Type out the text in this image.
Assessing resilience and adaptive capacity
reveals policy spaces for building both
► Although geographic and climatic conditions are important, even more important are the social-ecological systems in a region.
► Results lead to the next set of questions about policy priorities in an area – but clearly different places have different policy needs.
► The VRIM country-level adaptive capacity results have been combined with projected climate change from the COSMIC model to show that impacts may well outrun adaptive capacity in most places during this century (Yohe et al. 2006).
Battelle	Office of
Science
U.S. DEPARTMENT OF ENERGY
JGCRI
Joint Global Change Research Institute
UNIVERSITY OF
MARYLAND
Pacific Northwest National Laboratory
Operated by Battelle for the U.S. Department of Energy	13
-*-
(Task brief) All of the entries need to be reproduced exactly; please write them out.

(Reply)
Type out the text in this image.
Assessing resilience and adaptive capacity
reveals policy spaces for building both
► Although geographic and climatic conditions are important, even more important are the social-ecological systems in a region.
► Results lead to the next set of questions about policy priorities in an area – but clearly different places have different policy needs.
► The VRIM country-level adaptive capacity results have been combined with projected climate change from the COSMIC model to show that impacts may well outrun adaptive capacity in most places during this century (Yohe et al. 2006).
Battelle	Office of
Science
U.S. DEPARTMENT OF ENERGY
JGCRI
Joint Global Change Research Institute
UNIVERSITY OF
MARYLAND
Pacific Northwest National Laboratory
Operated by Battelle for the U.S. Department of Energy	13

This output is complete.